- [Written request] Return the lines from the one with "grid-divider <box>286 129 693 130</box>" up to and including the one with "new-server-button[interactable]: NEW SERVER", reproducing each exactly.

----------------

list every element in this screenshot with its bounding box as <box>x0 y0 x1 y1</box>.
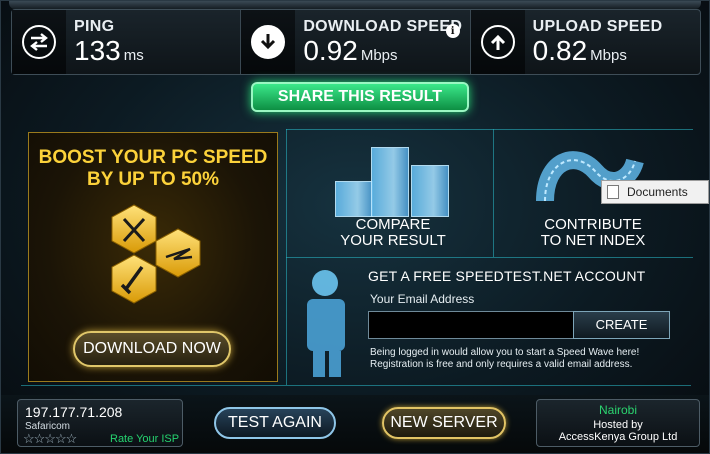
grid-divider <box>286 129 693 130</box>
account-signup-panel: GET A FREE SPEEDTEST.NET ACCOUNT Your Em… <box>295 259 695 383</box>
download-stat: DOWNLOAD SPEED 0.92 Mbps i <box>241 10 471 74</box>
rate-isp-link[interactable]: Rate Your ISP <box>110 433 179 445</box>
contribute-caption: CONTRIBUTE TO NET INDEX <box>495 217 691 249</box>
download-text: DOWNLOAD SPEED 0.92 Mbps <box>295 18 462 67</box>
email-field[interactable] <box>368 311 574 339</box>
download-now-button[interactable]: DOWNLOAD NOW <box>73 331 231 367</box>
grid-divider <box>21 385 691 386</box>
upload-unit: Mbps <box>590 46 627 64</box>
account-note: Being logged in would allow you to start… <box>370 347 639 371</box>
stats-bar: PING 133 ms DOWNLOAD SPEED 0.92 Mbps i U… <box>11 9 701 75</box>
upload-value: 0.82 <box>532 34 588 66</box>
server-city: Nairobi <box>598 403 637 417</box>
tools-hexagon-icon <box>111 204 201 304</box>
ip-address: 197.177.71.208 <box>25 404 123 420</box>
compare-caption-line1: COMPARE <box>355 216 431 233</box>
upload-stat: UPLOAD SPEED 0.82 Mbps <box>470 10 700 74</box>
download-unit: Mbps <box>360 46 398 64</box>
chart-bar-icon <box>411 165 449 217</box>
download-label: DOWNLOAD SPEED <box>303 17 463 35</box>
new-server-button[interactable]: NEW SERVER <box>382 407 506 439</box>
hosted-by-label: Hosted by <box>593 419 643 431</box>
grid-divider <box>493 129 494 257</box>
documents-tooltip[interactable]: Documents <box>601 180 709 204</box>
documents-label: Documents <box>627 185 688 199</box>
create-account-button[interactable]: CREATE <box>573 311 670 339</box>
upload-icon-cell <box>470 10 525 74</box>
document-icon <box>607 185 619 199</box>
swap-arrows-icon <box>22 25 56 59</box>
boost-title-line1: BOOST YOUR PC SPEED <box>38 147 268 168</box>
download-arrow-icon <box>251 25 286 59</box>
download-icon-cell <box>241 10 296 74</box>
compare-caption-line2: YOUR RESULT <box>340 232 446 249</box>
compare-caption: COMPARE YOUR RESULT <box>295 217 491 249</box>
boost-title-line2: BY UP TO 50% <box>86 169 219 190</box>
account-title: GET A FREE SPEEDTEST.NET ACCOUNT <box>368 268 646 284</box>
download-arrow-svg <box>261 34 276 50</box>
account-note-line2: Registration is free and only requires a… <box>370 359 633 370</box>
server-info: Nairobi Hosted by AccessKenya Group Ltd <box>536 399 700 447</box>
boost-title: BOOST YOUR PC SPEED BY UP TO 50% <box>29 147 277 191</box>
ping-label: PING <box>74 17 115 35</box>
chart-bar-icon <box>371 147 409 217</box>
ping-unit: ms <box>123 46 144 64</box>
account-note-line1: Being logged in would allow you to start… <box>370 347 640 358</box>
download-value: 0.92 <box>303 34 358 66</box>
upload-arrow-icon <box>480 25 515 59</box>
host-name: AccessKenya Group Ltd <box>558 431 678 443</box>
chart-bar-icon <box>335 181 373 217</box>
share-result-button[interactable]: SHARE THIS RESULT <box>251 82 469 112</box>
ping-icon-cell <box>12 10 66 74</box>
email-label: Your Email Address <box>370 292 475 306</box>
contribute-caption-line2: TO NET INDEX <box>540 232 646 249</box>
compare-result-tile[interactable]: COMPARE YOUR RESULT <box>295 131 491 257</box>
isp-info: 197.177.71.208 Safaricom ☆☆☆☆☆ Rate Your… <box>17 399 183 447</box>
ping-stat: PING 133 ms <box>12 10 242 74</box>
test-again-button[interactable]: TEST AGAIN <box>214 407 336 439</box>
ping-text: PING 133 ms <box>66 18 144 67</box>
info-icon[interactable]: i <box>445 24 460 38</box>
upload-text: UPLOAD SPEED 0.82 Mbps <box>525 18 663 67</box>
ping-value: 133 <box>74 34 121 66</box>
speedtest-frame: PING 133 ms DOWNLOAD SPEED 0.92 Mbps i U… <box>0 0 710 454</box>
rating-stars-icon[interactable]: ☆☆☆☆☆ <box>23 431 77 447</box>
upload-label: UPLOAD SPEED <box>532 17 663 35</box>
upload-arrow-svg <box>490 34 505 50</box>
grid-divider <box>286 257 693 258</box>
swap-arrows-svg <box>30 33 48 51</box>
contribute-caption-line1: CONTRIBUTE <box>544 216 642 233</box>
boost-pc-ad[interactable]: BOOST YOUR PC SPEED BY UP TO 50% DOWNLOA… <box>28 132 278 382</box>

----------------

- [Response to this task]
grid-divider <box>286 129 693 130</box>
account-signup-panel: GET A FREE SPEEDTEST.NET ACCOUNT Your Em… <box>295 259 695 383</box>
download-stat: DOWNLOAD SPEED 0.92 Mbps i <box>241 10 471 74</box>
rate-isp-link[interactable]: Rate Your ISP <box>110 433 179 445</box>
contribute-caption: CONTRIBUTE TO NET INDEX <box>495 217 691 249</box>
download-text: DOWNLOAD SPEED 0.92 Mbps <box>295 18 462 67</box>
email-field[interactable] <box>368 311 574 339</box>
download-now-button[interactable]: DOWNLOAD NOW <box>73 331 231 367</box>
grid-divider <box>21 385 691 386</box>
upload-unit: Mbps <box>590 46 627 64</box>
account-note: Being logged in would allow you to start… <box>370 347 639 371</box>
stats-bar: PING 133 ms DOWNLOAD SPEED 0.92 Mbps i U… <box>11 9 701 75</box>
upload-value: 0.82 <box>532 34 588 66</box>
server-city: Nairobi <box>598 403 637 417</box>
tools-hexagon-icon <box>111 204 201 304</box>
ip-address: 197.177.71.208 <box>25 404 123 420</box>
compare-caption-line1: COMPARE <box>355 216 431 233</box>
upload-stat: UPLOAD SPEED 0.82 Mbps <box>470 10 700 74</box>
download-unit: Mbps <box>360 46 398 64</box>
chart-bar-icon <box>411 165 449 217</box>
download-label: DOWNLOAD SPEED <box>303 17 463 35</box>
new-server-button[interactable]: NEW SERVER <box>382 407 506 439</box>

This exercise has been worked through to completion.